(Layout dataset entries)
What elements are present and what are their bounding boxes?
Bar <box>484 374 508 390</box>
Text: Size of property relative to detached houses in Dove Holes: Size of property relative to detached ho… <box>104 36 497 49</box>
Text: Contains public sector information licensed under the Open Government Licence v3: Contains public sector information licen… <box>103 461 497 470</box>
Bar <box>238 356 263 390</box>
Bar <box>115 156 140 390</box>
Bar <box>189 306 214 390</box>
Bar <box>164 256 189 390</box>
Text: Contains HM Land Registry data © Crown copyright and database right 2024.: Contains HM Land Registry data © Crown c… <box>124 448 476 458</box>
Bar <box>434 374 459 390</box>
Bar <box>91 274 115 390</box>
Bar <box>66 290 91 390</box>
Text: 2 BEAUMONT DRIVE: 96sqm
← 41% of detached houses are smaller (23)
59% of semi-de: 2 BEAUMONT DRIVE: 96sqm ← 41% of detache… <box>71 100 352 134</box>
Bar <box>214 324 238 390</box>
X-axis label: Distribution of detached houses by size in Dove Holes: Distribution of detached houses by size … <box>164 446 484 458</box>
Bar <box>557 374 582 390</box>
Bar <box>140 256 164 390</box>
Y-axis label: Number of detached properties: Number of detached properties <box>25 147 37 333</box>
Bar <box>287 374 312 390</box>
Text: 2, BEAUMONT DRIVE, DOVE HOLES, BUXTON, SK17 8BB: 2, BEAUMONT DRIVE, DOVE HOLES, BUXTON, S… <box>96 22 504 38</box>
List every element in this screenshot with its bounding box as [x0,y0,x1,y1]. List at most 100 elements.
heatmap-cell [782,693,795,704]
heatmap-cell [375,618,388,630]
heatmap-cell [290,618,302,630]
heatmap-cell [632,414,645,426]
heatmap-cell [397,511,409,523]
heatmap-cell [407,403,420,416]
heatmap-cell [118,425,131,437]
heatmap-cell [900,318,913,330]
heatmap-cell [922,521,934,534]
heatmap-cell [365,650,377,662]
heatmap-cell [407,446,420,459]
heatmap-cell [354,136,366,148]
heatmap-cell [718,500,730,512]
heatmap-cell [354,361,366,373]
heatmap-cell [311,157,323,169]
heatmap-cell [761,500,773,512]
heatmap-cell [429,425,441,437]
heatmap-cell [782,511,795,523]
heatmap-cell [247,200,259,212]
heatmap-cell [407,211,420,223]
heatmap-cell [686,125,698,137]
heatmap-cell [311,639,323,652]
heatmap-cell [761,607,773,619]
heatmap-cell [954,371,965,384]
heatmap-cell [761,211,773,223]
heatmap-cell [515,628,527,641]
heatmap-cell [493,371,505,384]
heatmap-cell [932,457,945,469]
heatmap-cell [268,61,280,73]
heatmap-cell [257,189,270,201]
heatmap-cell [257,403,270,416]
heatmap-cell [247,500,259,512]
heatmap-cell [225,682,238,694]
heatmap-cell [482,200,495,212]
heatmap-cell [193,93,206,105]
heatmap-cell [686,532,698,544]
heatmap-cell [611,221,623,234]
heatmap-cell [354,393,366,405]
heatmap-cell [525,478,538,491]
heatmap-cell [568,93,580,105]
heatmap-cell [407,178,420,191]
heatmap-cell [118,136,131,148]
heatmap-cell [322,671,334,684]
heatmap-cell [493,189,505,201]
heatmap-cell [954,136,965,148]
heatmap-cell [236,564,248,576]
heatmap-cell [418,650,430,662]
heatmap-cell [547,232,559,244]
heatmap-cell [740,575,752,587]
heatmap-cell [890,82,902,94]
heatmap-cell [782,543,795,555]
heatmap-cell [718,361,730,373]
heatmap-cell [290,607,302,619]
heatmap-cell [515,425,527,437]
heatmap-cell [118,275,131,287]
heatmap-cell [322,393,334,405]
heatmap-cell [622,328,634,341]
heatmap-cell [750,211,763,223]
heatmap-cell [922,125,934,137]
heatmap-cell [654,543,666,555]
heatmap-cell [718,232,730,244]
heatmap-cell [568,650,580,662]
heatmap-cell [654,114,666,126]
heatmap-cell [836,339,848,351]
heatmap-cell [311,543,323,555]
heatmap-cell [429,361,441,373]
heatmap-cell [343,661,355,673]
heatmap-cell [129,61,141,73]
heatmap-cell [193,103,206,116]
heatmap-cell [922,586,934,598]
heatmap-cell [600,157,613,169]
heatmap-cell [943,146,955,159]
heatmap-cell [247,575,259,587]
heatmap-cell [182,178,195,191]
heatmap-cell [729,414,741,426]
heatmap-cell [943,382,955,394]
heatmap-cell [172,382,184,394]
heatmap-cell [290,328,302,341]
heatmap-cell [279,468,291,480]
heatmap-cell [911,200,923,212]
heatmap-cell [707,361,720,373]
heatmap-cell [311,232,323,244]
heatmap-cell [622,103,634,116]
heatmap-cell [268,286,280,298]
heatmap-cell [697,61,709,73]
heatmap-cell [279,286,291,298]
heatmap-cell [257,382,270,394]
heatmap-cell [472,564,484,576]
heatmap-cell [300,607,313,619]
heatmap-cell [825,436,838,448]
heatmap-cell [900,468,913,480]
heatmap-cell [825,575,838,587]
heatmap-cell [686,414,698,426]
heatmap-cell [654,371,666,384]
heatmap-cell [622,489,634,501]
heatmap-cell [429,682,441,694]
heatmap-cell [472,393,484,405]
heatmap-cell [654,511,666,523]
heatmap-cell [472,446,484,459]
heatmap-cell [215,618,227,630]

» **OBJECTIVE**: Reproduce all of the records above word for word, keeping every line unchanged.

» **OUTPUT BELOW**:
What elements are present and what are their bounding boxes?
Bar <box>484 374 508 390</box>
Text: Size of property relative to detached houses in Dove Holes: Size of property relative to detached ho… <box>104 36 497 49</box>
Text: Contains public sector information licensed under the Open Government Licence v3: Contains public sector information licen… <box>103 461 497 470</box>
Bar <box>238 356 263 390</box>
Bar <box>115 156 140 390</box>
Bar <box>189 306 214 390</box>
Bar <box>164 256 189 390</box>
Text: Contains HM Land Registry data © Crown copyright and database right 2024.: Contains HM Land Registry data © Crown c… <box>124 448 476 458</box>
Bar <box>434 374 459 390</box>
Bar <box>91 274 115 390</box>
Bar <box>66 290 91 390</box>
Text: 2 BEAUMONT DRIVE: 96sqm
← 41% of detached houses are smaller (23)
59% of semi-de: 2 BEAUMONT DRIVE: 96sqm ← 41% of detache… <box>71 100 352 134</box>
Bar <box>214 324 238 390</box>
X-axis label: Distribution of detached houses by size in Dove Holes: Distribution of detached houses by size … <box>164 446 484 458</box>
Bar <box>557 374 582 390</box>
Bar <box>140 256 164 390</box>
Y-axis label: Number of detached properties: Number of detached properties <box>25 147 37 333</box>
Bar <box>287 374 312 390</box>
Text: 2, BEAUMONT DRIVE, DOVE HOLES, BUXTON, SK17 8BB: 2, BEAUMONT DRIVE, DOVE HOLES, BUXTON, S… <box>96 22 504 38</box>
List every element in this screenshot with its bounding box as [x0,y0,x1,y1]. List at most 100 elements.
heatmap-cell [782,693,795,704]
heatmap-cell [375,618,388,630]
heatmap-cell [290,618,302,630]
heatmap-cell [632,414,645,426]
heatmap-cell [397,511,409,523]
heatmap-cell [407,403,420,416]
heatmap-cell [118,425,131,437]
heatmap-cell [900,318,913,330]
heatmap-cell [922,521,934,534]
heatmap-cell [365,650,377,662]
heatmap-cell [407,446,420,459]
heatmap-cell [354,136,366,148]
heatmap-cell [718,500,730,512]
heatmap-cell [354,361,366,373]
heatmap-cell [311,157,323,169]
heatmap-cell [761,500,773,512]
heatmap-cell [429,425,441,437]
heatmap-cell [782,511,795,523]
heatmap-cell [247,200,259,212]
heatmap-cell [407,211,420,223]
heatmap-cell [686,125,698,137]
heatmap-cell [311,639,323,652]
heatmap-cell [761,607,773,619]
heatmap-cell [954,371,965,384]
heatmap-cell [761,211,773,223]
heatmap-cell [515,628,527,641]
heatmap-cell [493,371,505,384]
heatmap-cell [932,457,945,469]
heatmap-cell [268,61,280,73]
heatmap-cell [257,189,270,201]
heatmap-cell [257,403,270,416]
heatmap-cell [247,500,259,512]
heatmap-cell [225,682,238,694]
heatmap-cell [482,200,495,212]
heatmap-cell [193,93,206,105]
heatmap-cell [686,532,698,544]
heatmap-cell [611,221,623,234]
heatmap-cell [354,393,366,405]
heatmap-cell [525,478,538,491]
heatmap-cell [568,93,580,105]
heatmap-cell [407,178,420,191]
heatmap-cell [118,136,131,148]
heatmap-cell [322,671,334,684]
heatmap-cell [493,189,505,201]
heatmap-cell [954,136,965,148]
heatmap-cell [236,564,248,576]
heatmap-cell [418,650,430,662]
heatmap-cell [547,232,559,244]
heatmap-cell [740,575,752,587]
heatmap-cell [890,82,902,94]
heatmap-cell [782,543,795,555]
heatmap-cell [718,361,730,373]
heatmap-cell [290,607,302,619]
heatmap-cell [515,425,527,437]
heatmap-cell [118,275,131,287]
heatmap-cell [322,393,334,405]
heatmap-cell [622,328,634,341]
heatmap-cell [750,211,763,223]
heatmap-cell [922,125,934,137]
heatmap-cell [654,543,666,555]
heatmap-cell [718,232,730,244]
heatmap-cell [568,650,580,662]
heatmap-cell [654,114,666,126]
heatmap-cell [836,339,848,351]
heatmap-cell [311,543,323,555]
heatmap-cell [429,361,441,373]
heatmap-cell [343,661,355,673]
heatmap-cell [129,61,141,73]
heatmap-cell [193,103,206,116]
heatmap-cell [922,586,934,598]
heatmap-cell [600,157,613,169]
heatmap-cell [943,146,955,159]
heatmap-cell [247,575,259,587]
heatmap-cell [182,178,195,191]
heatmap-cell [729,414,741,426]
heatmap-cell [943,382,955,394]
heatmap-cell [172,382,184,394]
heatmap-cell [290,328,302,341]
heatmap-cell [279,468,291,480]
heatmap-cell [911,200,923,212]
heatmap-cell [707,361,720,373]
heatmap-cell [311,232,323,244]
heatmap-cell [622,103,634,116]
heatmap-cell [268,286,280,298]
heatmap-cell [697,61,709,73]
heatmap-cell [279,286,291,298]
heatmap-cell [257,382,270,394]
heatmap-cell [472,564,484,576]
heatmap-cell [300,607,313,619]
heatmap-cell [825,436,838,448]
heatmap-cell [900,468,913,480]
heatmap-cell [825,575,838,587]
heatmap-cell [686,414,698,426]
heatmap-cell [654,371,666,384]
heatmap-cell [622,489,634,501]
heatmap-cell [429,682,441,694]
heatmap-cell [472,393,484,405]
heatmap-cell [654,511,666,523]
heatmap-cell [472,446,484,459]
heatmap-cell [215,618,227,630]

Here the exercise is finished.